### EXERCISE DETAILS
State the number of lines that hold the string "ylabel", with nothing added.

━━━━━━

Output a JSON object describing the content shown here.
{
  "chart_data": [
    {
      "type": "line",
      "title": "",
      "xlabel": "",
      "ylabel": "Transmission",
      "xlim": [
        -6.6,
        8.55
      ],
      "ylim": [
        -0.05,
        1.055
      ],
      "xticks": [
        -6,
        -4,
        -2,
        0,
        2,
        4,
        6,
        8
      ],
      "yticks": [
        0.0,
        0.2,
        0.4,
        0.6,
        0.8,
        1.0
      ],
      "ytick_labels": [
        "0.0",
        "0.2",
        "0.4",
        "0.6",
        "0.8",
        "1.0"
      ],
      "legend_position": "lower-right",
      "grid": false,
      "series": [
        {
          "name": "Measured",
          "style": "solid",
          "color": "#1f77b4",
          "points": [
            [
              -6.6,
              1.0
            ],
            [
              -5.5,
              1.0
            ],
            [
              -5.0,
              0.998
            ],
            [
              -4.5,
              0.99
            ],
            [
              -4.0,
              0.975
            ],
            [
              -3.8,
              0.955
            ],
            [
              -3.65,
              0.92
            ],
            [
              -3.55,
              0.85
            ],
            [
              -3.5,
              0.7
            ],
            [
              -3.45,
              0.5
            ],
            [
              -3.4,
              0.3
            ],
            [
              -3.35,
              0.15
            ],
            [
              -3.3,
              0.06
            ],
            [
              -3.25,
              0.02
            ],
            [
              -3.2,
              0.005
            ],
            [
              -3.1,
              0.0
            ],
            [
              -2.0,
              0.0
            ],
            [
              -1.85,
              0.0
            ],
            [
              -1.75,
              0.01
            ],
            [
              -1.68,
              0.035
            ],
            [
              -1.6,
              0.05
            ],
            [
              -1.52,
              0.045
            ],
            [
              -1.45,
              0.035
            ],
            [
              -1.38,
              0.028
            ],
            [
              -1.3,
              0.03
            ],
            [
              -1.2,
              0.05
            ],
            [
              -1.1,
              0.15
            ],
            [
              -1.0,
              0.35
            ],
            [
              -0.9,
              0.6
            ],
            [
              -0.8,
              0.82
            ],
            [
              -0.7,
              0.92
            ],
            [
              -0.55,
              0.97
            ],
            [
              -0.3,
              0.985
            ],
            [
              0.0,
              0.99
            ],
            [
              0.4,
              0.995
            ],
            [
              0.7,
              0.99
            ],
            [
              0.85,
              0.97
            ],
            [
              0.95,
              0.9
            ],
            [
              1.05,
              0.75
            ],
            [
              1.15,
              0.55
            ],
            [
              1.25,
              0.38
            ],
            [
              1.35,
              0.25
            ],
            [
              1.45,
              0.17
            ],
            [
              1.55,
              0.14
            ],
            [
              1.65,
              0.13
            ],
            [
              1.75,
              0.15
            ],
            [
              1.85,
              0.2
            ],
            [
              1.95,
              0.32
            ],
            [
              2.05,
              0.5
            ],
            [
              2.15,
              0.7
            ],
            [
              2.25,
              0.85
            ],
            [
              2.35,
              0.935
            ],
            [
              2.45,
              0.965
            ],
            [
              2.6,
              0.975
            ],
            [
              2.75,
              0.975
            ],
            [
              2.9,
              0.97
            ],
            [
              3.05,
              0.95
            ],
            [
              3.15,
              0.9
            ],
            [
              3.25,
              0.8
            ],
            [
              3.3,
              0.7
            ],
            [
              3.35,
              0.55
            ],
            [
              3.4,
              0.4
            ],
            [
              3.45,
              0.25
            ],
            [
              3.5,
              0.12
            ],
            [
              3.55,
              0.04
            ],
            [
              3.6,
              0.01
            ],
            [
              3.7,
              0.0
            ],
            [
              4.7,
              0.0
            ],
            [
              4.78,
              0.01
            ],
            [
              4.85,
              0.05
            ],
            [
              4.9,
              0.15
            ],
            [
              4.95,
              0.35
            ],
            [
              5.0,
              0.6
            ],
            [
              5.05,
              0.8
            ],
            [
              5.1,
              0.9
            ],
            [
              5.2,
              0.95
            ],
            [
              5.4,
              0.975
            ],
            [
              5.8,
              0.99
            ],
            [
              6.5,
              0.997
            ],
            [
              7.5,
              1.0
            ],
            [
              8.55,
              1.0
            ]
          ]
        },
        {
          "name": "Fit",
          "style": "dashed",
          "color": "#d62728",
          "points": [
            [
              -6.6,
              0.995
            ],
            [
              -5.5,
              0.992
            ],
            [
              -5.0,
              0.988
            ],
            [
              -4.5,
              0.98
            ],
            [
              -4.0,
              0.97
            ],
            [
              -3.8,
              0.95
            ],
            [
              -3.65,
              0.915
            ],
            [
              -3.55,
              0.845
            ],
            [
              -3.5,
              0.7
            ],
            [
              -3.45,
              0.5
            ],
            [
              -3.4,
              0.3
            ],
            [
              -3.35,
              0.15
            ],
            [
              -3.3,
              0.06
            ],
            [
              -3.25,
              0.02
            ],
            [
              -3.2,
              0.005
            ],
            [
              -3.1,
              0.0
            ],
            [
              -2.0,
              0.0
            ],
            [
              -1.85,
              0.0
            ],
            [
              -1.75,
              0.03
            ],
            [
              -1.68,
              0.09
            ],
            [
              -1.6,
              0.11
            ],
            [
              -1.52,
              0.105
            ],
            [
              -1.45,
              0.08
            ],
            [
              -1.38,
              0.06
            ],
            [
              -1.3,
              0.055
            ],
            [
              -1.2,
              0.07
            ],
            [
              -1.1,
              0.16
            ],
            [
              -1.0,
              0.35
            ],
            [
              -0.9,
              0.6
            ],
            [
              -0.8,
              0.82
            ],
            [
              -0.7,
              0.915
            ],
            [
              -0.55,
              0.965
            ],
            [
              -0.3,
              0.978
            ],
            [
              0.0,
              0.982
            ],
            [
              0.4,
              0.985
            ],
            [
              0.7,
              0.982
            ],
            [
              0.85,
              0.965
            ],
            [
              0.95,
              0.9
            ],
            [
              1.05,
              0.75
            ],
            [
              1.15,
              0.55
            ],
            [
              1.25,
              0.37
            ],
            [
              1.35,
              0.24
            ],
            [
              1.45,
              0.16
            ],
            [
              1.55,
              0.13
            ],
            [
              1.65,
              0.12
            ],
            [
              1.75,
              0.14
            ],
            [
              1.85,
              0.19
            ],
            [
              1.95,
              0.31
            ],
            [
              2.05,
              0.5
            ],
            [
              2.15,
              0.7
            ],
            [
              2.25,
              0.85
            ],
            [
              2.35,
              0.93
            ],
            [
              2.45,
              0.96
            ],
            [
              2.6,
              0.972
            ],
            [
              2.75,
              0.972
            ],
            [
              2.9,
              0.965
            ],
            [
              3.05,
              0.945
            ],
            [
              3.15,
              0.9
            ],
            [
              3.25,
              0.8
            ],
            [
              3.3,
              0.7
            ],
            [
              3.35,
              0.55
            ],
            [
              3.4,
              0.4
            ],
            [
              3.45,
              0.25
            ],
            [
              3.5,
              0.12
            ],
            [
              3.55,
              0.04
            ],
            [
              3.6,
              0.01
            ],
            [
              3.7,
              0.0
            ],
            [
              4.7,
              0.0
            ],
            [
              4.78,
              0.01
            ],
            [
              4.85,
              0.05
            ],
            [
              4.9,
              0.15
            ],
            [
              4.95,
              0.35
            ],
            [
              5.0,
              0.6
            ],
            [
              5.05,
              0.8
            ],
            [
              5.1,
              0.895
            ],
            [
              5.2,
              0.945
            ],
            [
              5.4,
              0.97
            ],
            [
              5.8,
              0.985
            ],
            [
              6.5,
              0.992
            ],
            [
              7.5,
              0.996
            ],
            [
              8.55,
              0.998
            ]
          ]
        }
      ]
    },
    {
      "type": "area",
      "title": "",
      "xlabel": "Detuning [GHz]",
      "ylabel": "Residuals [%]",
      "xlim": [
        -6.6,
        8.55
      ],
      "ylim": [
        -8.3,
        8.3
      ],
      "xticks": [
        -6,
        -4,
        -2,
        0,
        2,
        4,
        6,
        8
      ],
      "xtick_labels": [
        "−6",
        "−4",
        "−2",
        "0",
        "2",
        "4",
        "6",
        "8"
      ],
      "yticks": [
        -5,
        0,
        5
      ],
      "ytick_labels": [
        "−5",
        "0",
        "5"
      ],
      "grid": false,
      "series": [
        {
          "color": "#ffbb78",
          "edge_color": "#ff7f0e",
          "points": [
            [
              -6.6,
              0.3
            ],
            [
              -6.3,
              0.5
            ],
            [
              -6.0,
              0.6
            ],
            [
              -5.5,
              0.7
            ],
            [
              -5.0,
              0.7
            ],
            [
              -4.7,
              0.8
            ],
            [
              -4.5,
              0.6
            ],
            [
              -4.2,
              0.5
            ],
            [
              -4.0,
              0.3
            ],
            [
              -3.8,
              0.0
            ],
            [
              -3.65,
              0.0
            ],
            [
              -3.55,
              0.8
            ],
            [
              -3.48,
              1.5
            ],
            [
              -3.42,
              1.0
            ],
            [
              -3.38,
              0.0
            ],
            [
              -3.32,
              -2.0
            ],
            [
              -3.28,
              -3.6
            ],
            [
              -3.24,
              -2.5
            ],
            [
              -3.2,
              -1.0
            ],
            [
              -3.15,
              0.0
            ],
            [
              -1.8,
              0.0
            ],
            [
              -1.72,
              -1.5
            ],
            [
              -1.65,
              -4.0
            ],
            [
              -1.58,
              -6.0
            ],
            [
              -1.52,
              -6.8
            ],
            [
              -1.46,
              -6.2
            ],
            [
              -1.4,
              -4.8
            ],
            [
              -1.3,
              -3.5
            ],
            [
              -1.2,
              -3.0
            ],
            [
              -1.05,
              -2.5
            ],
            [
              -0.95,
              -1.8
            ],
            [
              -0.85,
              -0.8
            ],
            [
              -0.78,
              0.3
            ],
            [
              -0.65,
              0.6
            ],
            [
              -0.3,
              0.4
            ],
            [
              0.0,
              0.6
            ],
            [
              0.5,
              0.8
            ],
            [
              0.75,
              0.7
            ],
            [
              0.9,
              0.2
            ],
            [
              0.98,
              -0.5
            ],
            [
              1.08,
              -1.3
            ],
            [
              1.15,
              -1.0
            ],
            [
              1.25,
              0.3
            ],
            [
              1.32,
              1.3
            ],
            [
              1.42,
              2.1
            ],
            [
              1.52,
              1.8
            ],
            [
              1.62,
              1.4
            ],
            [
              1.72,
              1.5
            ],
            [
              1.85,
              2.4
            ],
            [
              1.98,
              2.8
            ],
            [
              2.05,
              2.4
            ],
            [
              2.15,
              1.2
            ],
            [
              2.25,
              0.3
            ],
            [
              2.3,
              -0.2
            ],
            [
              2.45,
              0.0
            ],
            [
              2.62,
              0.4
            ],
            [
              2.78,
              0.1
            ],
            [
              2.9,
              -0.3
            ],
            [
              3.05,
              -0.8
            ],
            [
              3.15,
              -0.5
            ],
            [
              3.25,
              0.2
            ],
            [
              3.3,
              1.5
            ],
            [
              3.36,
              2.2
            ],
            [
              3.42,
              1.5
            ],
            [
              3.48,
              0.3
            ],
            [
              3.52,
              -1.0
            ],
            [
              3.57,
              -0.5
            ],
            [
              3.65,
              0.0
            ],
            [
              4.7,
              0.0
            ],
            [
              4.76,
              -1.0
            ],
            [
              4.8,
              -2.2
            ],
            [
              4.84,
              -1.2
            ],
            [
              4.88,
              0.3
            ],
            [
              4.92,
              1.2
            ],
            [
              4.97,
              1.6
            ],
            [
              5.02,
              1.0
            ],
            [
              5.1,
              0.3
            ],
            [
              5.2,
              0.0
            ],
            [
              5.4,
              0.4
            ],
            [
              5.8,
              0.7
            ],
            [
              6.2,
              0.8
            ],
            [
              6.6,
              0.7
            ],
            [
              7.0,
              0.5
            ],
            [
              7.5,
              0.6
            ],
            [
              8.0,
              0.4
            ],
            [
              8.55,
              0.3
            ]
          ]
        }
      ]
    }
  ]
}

━━━━━━

### SOLUTION TO THIS TASK
2